[Data records]

--------------------------------------------------

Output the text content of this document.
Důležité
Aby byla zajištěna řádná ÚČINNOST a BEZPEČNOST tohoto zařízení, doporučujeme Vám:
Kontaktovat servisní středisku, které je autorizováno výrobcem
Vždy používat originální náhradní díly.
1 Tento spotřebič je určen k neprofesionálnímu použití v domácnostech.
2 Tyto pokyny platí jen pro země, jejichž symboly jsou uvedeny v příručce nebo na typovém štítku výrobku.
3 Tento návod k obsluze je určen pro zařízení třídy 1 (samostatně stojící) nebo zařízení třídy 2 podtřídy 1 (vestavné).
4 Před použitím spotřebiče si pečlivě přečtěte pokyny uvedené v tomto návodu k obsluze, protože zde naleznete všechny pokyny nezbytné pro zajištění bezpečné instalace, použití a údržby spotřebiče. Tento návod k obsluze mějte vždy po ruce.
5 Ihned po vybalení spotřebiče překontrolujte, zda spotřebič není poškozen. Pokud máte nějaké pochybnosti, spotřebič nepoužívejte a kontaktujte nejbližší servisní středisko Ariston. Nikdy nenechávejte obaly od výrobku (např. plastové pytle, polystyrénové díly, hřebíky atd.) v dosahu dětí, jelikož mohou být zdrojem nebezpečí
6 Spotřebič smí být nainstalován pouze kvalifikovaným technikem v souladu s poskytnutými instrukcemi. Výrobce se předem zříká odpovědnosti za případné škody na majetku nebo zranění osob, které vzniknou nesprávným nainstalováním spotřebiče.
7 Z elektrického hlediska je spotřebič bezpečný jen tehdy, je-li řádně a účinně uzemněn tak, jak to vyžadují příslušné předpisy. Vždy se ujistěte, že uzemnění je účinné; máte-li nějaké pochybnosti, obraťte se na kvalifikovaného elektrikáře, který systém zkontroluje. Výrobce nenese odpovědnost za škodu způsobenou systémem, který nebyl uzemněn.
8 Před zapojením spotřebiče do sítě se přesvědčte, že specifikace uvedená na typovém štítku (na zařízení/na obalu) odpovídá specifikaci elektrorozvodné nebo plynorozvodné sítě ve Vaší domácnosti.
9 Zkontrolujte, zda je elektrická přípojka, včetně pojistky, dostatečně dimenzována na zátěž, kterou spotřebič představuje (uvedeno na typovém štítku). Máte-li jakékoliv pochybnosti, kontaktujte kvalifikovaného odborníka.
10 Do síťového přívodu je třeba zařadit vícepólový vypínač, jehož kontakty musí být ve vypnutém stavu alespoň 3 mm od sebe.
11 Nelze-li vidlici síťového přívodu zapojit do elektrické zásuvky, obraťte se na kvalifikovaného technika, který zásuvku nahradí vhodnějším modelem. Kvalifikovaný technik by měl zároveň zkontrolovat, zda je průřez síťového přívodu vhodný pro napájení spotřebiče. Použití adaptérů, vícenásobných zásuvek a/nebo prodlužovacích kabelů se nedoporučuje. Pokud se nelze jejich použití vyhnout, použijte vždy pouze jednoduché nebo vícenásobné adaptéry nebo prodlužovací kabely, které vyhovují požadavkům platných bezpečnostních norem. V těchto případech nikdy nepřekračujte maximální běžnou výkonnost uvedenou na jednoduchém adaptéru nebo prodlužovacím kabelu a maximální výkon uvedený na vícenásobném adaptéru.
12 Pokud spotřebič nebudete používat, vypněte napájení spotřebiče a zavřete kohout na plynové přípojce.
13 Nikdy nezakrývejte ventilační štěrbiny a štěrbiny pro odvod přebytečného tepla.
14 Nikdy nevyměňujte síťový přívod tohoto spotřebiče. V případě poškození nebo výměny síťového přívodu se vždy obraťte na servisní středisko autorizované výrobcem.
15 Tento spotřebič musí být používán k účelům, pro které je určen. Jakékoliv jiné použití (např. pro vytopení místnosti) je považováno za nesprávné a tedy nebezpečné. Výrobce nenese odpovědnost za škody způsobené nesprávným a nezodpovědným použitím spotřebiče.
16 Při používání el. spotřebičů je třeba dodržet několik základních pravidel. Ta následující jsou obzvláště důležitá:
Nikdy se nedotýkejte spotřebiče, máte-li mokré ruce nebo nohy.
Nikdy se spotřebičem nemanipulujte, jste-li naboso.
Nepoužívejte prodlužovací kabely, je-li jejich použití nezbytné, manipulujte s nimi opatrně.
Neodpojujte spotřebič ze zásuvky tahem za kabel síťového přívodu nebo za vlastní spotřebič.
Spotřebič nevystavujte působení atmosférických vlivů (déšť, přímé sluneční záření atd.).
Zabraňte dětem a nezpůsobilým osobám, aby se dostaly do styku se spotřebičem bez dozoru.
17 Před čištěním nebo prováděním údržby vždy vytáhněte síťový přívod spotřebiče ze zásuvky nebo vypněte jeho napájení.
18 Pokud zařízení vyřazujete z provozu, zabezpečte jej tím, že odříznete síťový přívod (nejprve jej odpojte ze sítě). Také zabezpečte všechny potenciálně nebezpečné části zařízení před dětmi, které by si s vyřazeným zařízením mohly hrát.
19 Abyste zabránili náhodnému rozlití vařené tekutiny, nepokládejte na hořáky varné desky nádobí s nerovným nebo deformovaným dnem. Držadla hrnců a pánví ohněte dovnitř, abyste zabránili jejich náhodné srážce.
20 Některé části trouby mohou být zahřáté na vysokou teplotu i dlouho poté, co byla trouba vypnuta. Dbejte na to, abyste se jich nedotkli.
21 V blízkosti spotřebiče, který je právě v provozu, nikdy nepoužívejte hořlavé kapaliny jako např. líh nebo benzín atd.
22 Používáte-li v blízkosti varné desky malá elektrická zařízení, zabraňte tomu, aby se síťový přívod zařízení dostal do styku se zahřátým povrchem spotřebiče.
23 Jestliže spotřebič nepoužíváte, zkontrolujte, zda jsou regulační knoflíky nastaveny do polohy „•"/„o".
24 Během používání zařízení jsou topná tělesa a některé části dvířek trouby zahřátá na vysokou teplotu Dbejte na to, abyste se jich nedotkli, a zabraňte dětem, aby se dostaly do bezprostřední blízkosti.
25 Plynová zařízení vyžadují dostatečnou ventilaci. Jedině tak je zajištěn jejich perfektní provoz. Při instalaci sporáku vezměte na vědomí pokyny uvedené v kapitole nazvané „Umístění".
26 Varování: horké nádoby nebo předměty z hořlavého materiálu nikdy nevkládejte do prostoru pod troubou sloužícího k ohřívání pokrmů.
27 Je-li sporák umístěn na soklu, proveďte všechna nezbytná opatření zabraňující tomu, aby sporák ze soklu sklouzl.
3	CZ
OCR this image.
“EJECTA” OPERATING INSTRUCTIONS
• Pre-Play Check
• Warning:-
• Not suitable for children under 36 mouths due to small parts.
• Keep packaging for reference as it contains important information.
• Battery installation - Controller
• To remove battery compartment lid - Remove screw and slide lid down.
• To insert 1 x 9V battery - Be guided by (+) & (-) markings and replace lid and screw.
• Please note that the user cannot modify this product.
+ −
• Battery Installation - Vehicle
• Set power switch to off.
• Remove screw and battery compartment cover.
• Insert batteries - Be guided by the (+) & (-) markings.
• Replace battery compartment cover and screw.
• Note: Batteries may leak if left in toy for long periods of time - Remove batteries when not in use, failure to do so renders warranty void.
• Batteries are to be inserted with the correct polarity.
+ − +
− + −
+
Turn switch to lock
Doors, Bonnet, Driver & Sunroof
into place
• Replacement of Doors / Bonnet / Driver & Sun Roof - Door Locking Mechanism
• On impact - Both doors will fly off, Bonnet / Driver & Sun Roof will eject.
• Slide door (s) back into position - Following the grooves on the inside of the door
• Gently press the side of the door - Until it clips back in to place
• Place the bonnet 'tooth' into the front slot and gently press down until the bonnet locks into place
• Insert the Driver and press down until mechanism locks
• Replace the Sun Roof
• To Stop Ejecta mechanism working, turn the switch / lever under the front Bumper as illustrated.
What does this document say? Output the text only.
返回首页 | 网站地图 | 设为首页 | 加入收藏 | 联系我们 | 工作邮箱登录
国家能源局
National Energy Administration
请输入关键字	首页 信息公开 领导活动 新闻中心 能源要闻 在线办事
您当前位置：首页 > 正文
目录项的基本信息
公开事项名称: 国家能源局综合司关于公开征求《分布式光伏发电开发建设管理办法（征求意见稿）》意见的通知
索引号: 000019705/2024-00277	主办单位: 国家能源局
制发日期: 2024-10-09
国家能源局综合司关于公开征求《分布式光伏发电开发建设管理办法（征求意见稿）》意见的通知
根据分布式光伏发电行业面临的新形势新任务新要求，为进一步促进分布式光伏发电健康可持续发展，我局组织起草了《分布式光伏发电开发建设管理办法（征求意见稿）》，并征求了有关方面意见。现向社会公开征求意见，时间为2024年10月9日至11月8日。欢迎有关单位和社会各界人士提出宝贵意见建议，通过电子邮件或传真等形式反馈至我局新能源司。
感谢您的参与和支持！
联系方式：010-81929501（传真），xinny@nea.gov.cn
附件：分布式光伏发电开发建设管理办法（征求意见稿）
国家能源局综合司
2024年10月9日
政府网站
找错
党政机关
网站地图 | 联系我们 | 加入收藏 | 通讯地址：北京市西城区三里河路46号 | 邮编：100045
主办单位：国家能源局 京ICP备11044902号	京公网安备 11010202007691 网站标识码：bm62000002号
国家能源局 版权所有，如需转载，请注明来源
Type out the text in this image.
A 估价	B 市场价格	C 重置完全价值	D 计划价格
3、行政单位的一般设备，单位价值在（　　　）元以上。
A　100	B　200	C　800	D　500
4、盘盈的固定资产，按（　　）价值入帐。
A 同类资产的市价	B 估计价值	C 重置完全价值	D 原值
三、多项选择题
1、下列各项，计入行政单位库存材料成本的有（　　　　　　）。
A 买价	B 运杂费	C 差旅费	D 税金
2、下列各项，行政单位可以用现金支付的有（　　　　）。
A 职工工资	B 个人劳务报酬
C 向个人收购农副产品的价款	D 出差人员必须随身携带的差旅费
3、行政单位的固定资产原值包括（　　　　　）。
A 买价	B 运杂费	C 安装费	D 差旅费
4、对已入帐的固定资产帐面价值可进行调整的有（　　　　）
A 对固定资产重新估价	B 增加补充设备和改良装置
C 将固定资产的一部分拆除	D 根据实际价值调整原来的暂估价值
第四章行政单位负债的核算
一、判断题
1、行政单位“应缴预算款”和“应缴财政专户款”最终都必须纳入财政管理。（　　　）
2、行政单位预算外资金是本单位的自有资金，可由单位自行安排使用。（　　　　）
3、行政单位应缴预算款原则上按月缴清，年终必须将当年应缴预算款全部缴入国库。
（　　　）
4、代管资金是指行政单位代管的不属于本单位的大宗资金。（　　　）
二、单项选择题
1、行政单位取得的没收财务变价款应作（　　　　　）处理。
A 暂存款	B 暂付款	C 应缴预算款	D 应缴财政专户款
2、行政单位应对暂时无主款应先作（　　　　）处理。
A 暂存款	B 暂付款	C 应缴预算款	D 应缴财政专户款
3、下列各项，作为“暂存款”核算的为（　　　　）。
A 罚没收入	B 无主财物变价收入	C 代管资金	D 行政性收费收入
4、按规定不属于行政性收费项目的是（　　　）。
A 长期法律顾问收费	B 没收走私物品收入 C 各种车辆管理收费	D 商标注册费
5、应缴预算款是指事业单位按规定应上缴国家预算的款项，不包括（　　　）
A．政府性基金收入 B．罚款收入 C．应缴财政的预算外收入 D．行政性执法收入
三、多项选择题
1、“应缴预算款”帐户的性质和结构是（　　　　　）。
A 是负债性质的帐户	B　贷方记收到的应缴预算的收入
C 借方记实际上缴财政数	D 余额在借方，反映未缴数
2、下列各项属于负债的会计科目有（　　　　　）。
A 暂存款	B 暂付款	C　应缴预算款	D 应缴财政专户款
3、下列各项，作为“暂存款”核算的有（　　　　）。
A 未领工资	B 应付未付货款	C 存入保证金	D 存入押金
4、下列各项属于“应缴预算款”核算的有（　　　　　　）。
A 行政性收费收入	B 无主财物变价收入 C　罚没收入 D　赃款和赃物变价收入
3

--------------------------------------------------

Take the lines above from the one holding "Type out the text in this image." to the last and output them exactly.

Complete response
Type out the text in this image.
A 估价	B 市场价格	C 重置完全价值	D 计划价格
3、行政单位的一般设备，单位价值在（　　　）元以上。
A　100	B　200	C　800	D　500
4、盘盈的固定资产，按（　　）价值入帐。
A 同类资产的市价	B 估计价值	C 重置完全价值	D 原值
三、多项选择题
1、下列各项，计入行政单位库存材料成本的有（　　　　　　）。
A 买价	B 运杂费	C 差旅费	D 税金
2、下列各项，行政单位可以用现金支付的有（　　　　）。
A 职工工资	B 个人劳务报酬
C 向个人收购农副产品的价款	D 出差人员必须随身携带的差旅费
3、行政单位的固定资产原值包括（　　　　　）。
A 买价	B 运杂费	C 安装费	D 差旅费
4、对已入帐的固定资产帐面价值可进行调整的有（　　　　）
A 对固定资产重新估价	B 增加补充设备和改良装置
C 将固定资产的一部分拆除	D 根据实际价值调整原来的暂估价值
第四章行政单位负债的核算
一、判断题
1、行政单位“应缴预算款”和“应缴财政专户款”最终都必须纳入财政管理。（　　　）
2、行政单位预算外资金是本单位的自有资金，可由单位自行安排使用。（　　　　）
3、行政单位应缴预算款原则上按月缴清，年终必须将当年应缴预算款全部缴入国库。
（　　　）
4、代管资金是指行政单位代管的不属于本单位的大宗资金。（　　　）
二、单项选择题
1、行政单位取得的没收财务变价款应作（　　　　　）处理。
A 暂存款	B 暂付款	C 应缴预算款	D 应缴财政专户款
2、行政单位应对暂时无主款应先作（　　　　）处理。
A 暂存款	B 暂付款	C 应缴预算款	D 应缴财政专户款
3、下列各项，作为“暂存款”核算的为（　　　　）。
A 罚没收入	B 无主财物变价收入	C 代管资金	D 行政性收费收入
4、按规定不属于行政性收费项目的是（　　　）。
A 长期法律顾问收费	B 没收走私物品收入 C 各种车辆管理收费	D 商标注册费
5、应缴预算款是指事业单位按规定应上缴国家预算的款项，不包括（　　　）
A．政府性基金收入 B．罚款收入 C．应缴财政的预算外收入 D．行政性执法收入
三、多项选择题
1、“应缴预算款”帐户的性质和结构是（　　　　　）。
A 是负债性质的帐户	B　贷方记收到的应缴预算的收入
C 借方记实际上缴财政数	D 余额在借方，反映未缴数
2、下列各项属于负债的会计科目有（　　　　　）。
A 暂存款	B 暂付款	C　应缴预算款	D 应缴财政专户款
3、下列各项，作为“暂存款”核算的有（　　　　）。
A 未领工资	B 应付未付货款	C 存入保证金	D 存入押金
4、下列各项属于“应缴预算款”核算的有（　　　　　　）。
A 行政性收费收入	B 无主财物变价收入 C　罚没收入 D　赃款和赃物变价收入
3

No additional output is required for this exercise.